§ **BRIEF**: Restate the data exactly as given and keep the pictures out.

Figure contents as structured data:
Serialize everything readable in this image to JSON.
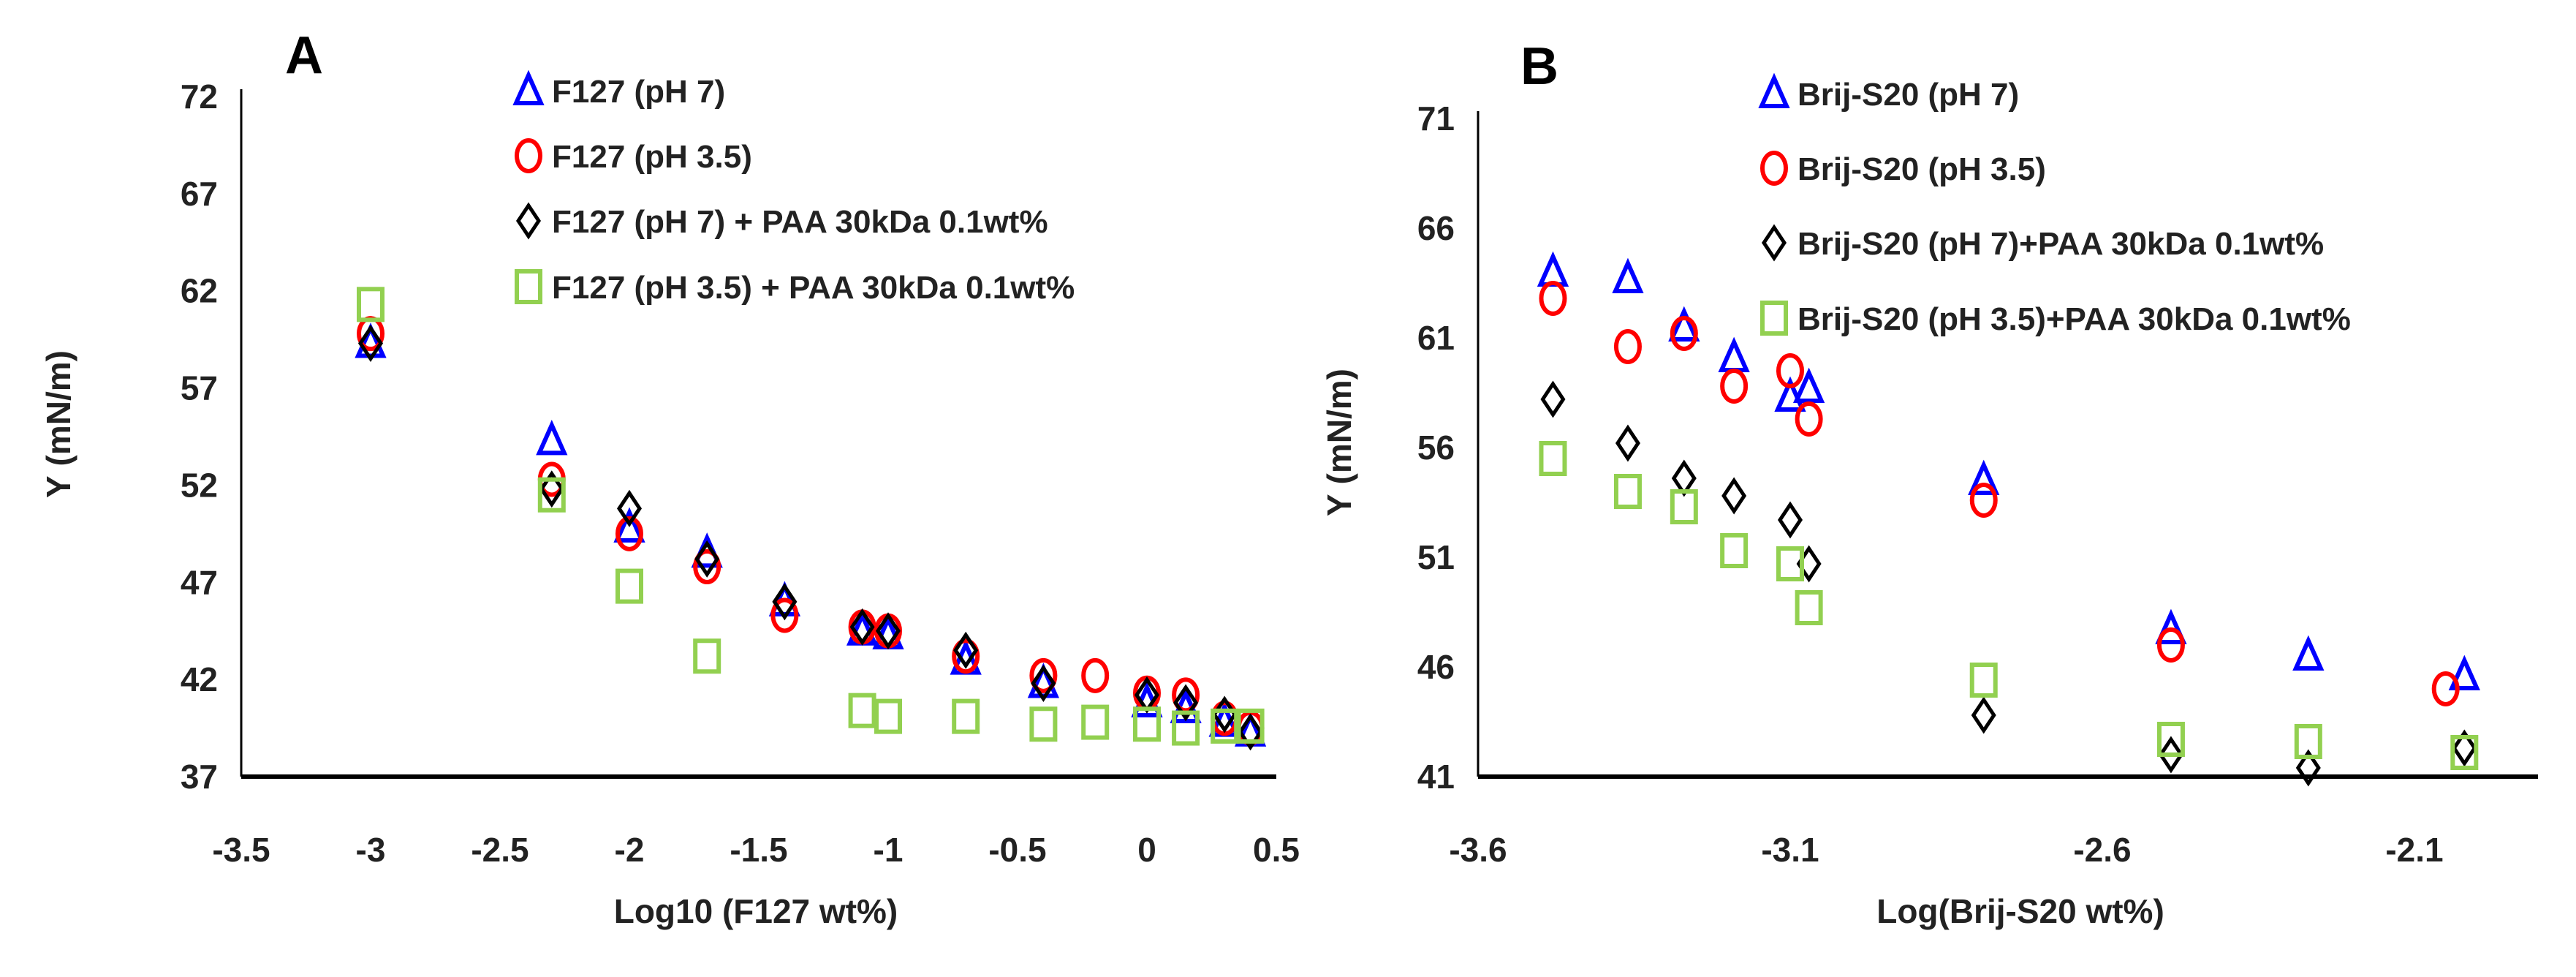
{
  "chart_data": [
    {
      "type": "scatter",
      "panel_label": "A",
      "xlabel": "Log10 (F127 wt%)",
      "ylabel": "Υ (mN/m)",
      "xlim": [
        -3.5,
        0.5
      ],
      "ylim": [
        37,
        72
      ],
      "xticks": [
        "-3.5",
        "-3",
        "-2.5",
        "-2",
        "-1.5",
        "-1",
        "-0.5",
        "0",
        "0.5"
      ],
      "yticks": [
        "37",
        "42",
        "47",
        "52",
        "57",
        "62",
        "67",
        "72"
      ],
      "grid": false,
      "legend_position": "top-center",
      "series": [
        {
          "name": "F127 (pH 7)",
          "marker": "triangle",
          "color": "#0000ff",
          "x": [
            -3,
            -2.3,
            -2,
            -1.7,
            -1.4,
            -1.1,
            -1.0,
            -0.7,
            -0.4,
            0,
            0.15,
            0.3,
            0.4
          ],
          "y": [
            59.3,
            54.3,
            49.8,
            48.5,
            46.0,
            44.5,
            44.3,
            43.0,
            41.8,
            40.8,
            40.5,
            39.8,
            39.3
          ]
        },
        {
          "name": "F127 (pH 3.5)",
          "marker": "circle",
          "color": "#ff0000",
          "x": [
            -3,
            -2.3,
            -2,
            -1.7,
            -1.4,
            -1.1,
            -1.0,
            -0.7,
            -0.4,
            -0.2,
            0,
            0.15,
            0.3,
            0.4
          ],
          "y": [
            59.8,
            52.3,
            49.5,
            47.8,
            45.3,
            44.7,
            44.5,
            43.2,
            42.2,
            42.2,
            41.3,
            41.2,
            40.0,
            39.5
          ]
        },
        {
          "name": "F127 (pH 7) + PAA 30kDa 0.1wt%",
          "marker": "diamond",
          "color": "#000000",
          "x": [
            -3,
            -2.3,
            -2,
            -1.7,
            -1.4,
            -1.1,
            -1.0,
            -0.7,
            -0.4,
            0,
            0.15,
            0.3,
            0.4
          ],
          "y": [
            59.3,
            51.8,
            50.8,
            48.2,
            46.0,
            44.7,
            44.5,
            43.5,
            41.8,
            41.2,
            40.8,
            40.2,
            39.3
          ]
        },
        {
          "name": "F127 (pH 3.5) + PAA 30kDa 0.1wt%",
          "marker": "square",
          "color": "#92d050",
          "x": [
            -3,
            -2.3,
            -2,
            -1.7,
            -1.1,
            -1.0,
            -0.7,
            -0.4,
            -0.2,
            0,
            0.15,
            0.3,
            0.4
          ],
          "y": [
            61.3,
            51.5,
            46.8,
            43.2,
            40.4,
            40.1,
            40.1,
            39.7,
            39.8,
            39.7,
            39.5,
            39.6,
            39.6
          ]
        }
      ]
    },
    {
      "type": "scatter",
      "panel_label": "B",
      "xlabel": "Log(Brij-S20 wt%)",
      "ylabel": "Υ (mN/m)",
      "xlim": [
        -3.6,
        -1.9
      ],
      "ylim": [
        41,
        71
      ],
      "xticks": [
        "-3.6",
        "-3.1",
        "-2.6",
        "-2.1"
      ],
      "yticks": [
        "41",
        "46",
        "51",
        "56",
        "61",
        "66",
        "71"
      ],
      "grid": false,
      "legend_position": "top-right",
      "series": [
        {
          "name": "Brij-S20 (pH 7)",
          "marker": "triangle",
          "color": "#0000ff",
          "x": [
            -3.48,
            -3.36,
            -3.27,
            -3.19,
            -3.1,
            -3.07,
            -2.79,
            -2.49,
            -2.27,
            -2.02
          ],
          "y": [
            64.0,
            63.7,
            61.5,
            60.1,
            58.3,
            58.7,
            54.5,
            47.7,
            46.5,
            45.6
          ]
        },
        {
          "name": "Brij-S20 (pH 3.5)",
          "marker": "circle",
          "color": "#ff0000",
          "x": [
            -3.48,
            -3.36,
            -3.27,
            -3.19,
            -3.1,
            -3.07,
            -2.79,
            -2.49,
            -2.05
          ],
          "y": [
            62.8,
            60.6,
            61.2,
            58.8,
            59.5,
            57.3,
            53.6,
            47.0,
            45.0
          ]
        },
        {
          "name": "Brij-S20 (pH 7)+PAA 30kDa 0.1wt%",
          "marker": "diamond",
          "color": "#000000",
          "x": [
            -3.48,
            -3.36,
            -3.27,
            -3.19,
            -3.1,
            -3.07,
            -2.79,
            -2.49,
            -2.27,
            -2.02
          ],
          "y": [
            58.2,
            56.2,
            54.6,
            53.8,
            52.7,
            50.7,
            43.8,
            42.0,
            41.4,
            42.3
          ]
        },
        {
          "name": "Brij-S20 (pH 3.5)+PAA 30kDa 0.1wt%",
          "marker": "square",
          "color": "#92d050",
          "x": [
            -3.48,
            -3.36,
            -3.27,
            -3.19,
            -3.1,
            -3.07,
            -2.79,
            -2.49,
            -2.27,
            -2.02
          ],
          "y": [
            55.5,
            54.0,
            53.3,
            51.3,
            50.7,
            48.7,
            45.4,
            42.7,
            42.6,
            42.1
          ]
        }
      ]
    }
  ]
}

§ **RESULT**:
Serialize everything readable in this image to JSON.
{
  "chart_data": [
    {
      "type": "scatter",
      "panel_label": "A",
      "xlabel": "Log10 (F127 wt%)",
      "ylabel": "Υ (mN/m)",
      "xlim": [
        -3.5,
        0.5
      ],
      "ylim": [
        37,
        72
      ],
      "xticks": [
        "-3.5",
        "-3",
        "-2.5",
        "-2",
        "-1.5",
        "-1",
        "-0.5",
        "0",
        "0.5"
      ],
      "yticks": [
        "37",
        "42",
        "47",
        "52",
        "57",
        "62",
        "67",
        "72"
      ],
      "grid": false,
      "legend_position": "top-center",
      "series": [
        {
          "name": "F127 (pH 7)",
          "marker": "triangle",
          "color": "#0000ff",
          "x": [
            -3,
            -2.3,
            -2,
            -1.7,
            -1.4,
            -1.1,
            -1.0,
            -0.7,
            -0.4,
            0,
            0.15,
            0.3,
            0.4
          ],
          "y": [
            59.3,
            54.3,
            49.8,
            48.5,
            46.0,
            44.5,
            44.3,
            43.0,
            41.8,
            40.8,
            40.5,
            39.8,
            39.3
          ]
        },
        {
          "name": "F127 (pH 3.5)",
          "marker": "circle",
          "color": "#ff0000",
          "x": [
            -3,
            -2.3,
            -2,
            -1.7,
            -1.4,
            -1.1,
            -1.0,
            -0.7,
            -0.4,
            -0.2,
            0,
            0.15,
            0.3,
            0.4
          ],
          "y": [
            59.8,
            52.3,
            49.5,
            47.8,
            45.3,
            44.7,
            44.5,
            43.2,
            42.2,
            42.2,
            41.3,
            41.2,
            40.0,
            39.5
          ]
        },
        {
          "name": "F127 (pH 7) + PAA 30kDa 0.1wt%",
          "marker": "diamond",
          "color": "#000000",
          "x": [
            -3,
            -2.3,
            -2,
            -1.7,
            -1.4,
            -1.1,
            -1.0,
            -0.7,
            -0.4,
            0,
            0.15,
            0.3,
            0.4
          ],
          "y": [
            59.3,
            51.8,
            50.8,
            48.2,
            46.0,
            44.7,
            44.5,
            43.5,
            41.8,
            41.2,
            40.8,
            40.2,
            39.3
          ]
        },
        {
          "name": "F127 (pH 3.5) + PAA 30kDa 0.1wt%",
          "marker": "square",
          "color": "#92d050",
          "x": [
            -3,
            -2.3,
            -2,
            -1.7,
            -1.1,
            -1.0,
            -0.7,
            -0.4,
            -0.2,
            0,
            0.15,
            0.3,
            0.4
          ],
          "y": [
            61.3,
            51.5,
            46.8,
            43.2,
            40.4,
            40.1,
            40.1,
            39.7,
            39.8,
            39.7,
            39.5,
            39.6,
            39.6
          ]
        }
      ]
    },
    {
      "type": "scatter",
      "panel_label": "B",
      "xlabel": "Log(Brij-S20 wt%)",
      "ylabel": "Υ (mN/m)",
      "xlim": [
        -3.6,
        -1.9
      ],
      "ylim": [
        41,
        71
      ],
      "xticks": [
        "-3.6",
        "-3.1",
        "-2.6",
        "-2.1"
      ],
      "yticks": [
        "41",
        "46",
        "51",
        "56",
        "61",
        "66",
        "71"
      ],
      "grid": false,
      "legend_position": "top-right",
      "series": [
        {
          "name": "Brij-S20 (pH 7)",
          "marker": "triangle",
          "color": "#0000ff",
          "x": [
            -3.48,
            -3.36,
            -3.27,
            -3.19,
            -3.1,
            -3.07,
            -2.79,
            -2.49,
            -2.27,
            -2.02
          ],
          "y": [
            64.0,
            63.7,
            61.5,
            60.1,
            58.3,
            58.7,
            54.5,
            47.7,
            46.5,
            45.6
          ]
        },
        {
          "name": "Brij-S20 (pH 3.5)",
          "marker": "circle",
          "color": "#ff0000",
          "x": [
            -3.48,
            -3.36,
            -3.27,
            -3.19,
            -3.1,
            -3.07,
            -2.79,
            -2.49,
            -2.05
          ],
          "y": [
            62.8,
            60.6,
            61.2,
            58.8,
            59.5,
            57.3,
            53.6,
            47.0,
            45.0
          ]
        },
        {
          "name": "Brij-S20 (pH 7)+PAA 30kDa 0.1wt%",
          "marker": "diamond",
          "color": "#000000",
          "x": [
            -3.48,
            -3.36,
            -3.27,
            -3.19,
            -3.1,
            -3.07,
            -2.79,
            -2.49,
            -2.27,
            -2.02
          ],
          "y": [
            58.2,
            56.2,
            54.6,
            53.8,
            52.7,
            50.7,
            43.8,
            42.0,
            41.4,
            42.3
          ]
        },
        {
          "name": "Brij-S20 (pH 3.5)+PAA 30kDa 0.1wt%",
          "marker": "square",
          "color": "#92d050",
          "x": [
            -3.48,
            -3.36,
            -3.27,
            -3.19,
            -3.1,
            -3.07,
            -2.79,
            -2.49,
            -2.27,
            -2.02
          ],
          "y": [
            55.5,
            54.0,
            53.3,
            51.3,
            50.7,
            48.7,
            45.4,
            42.7,
            42.6,
            42.1
          ]
        }
      ]
    }
  ]
}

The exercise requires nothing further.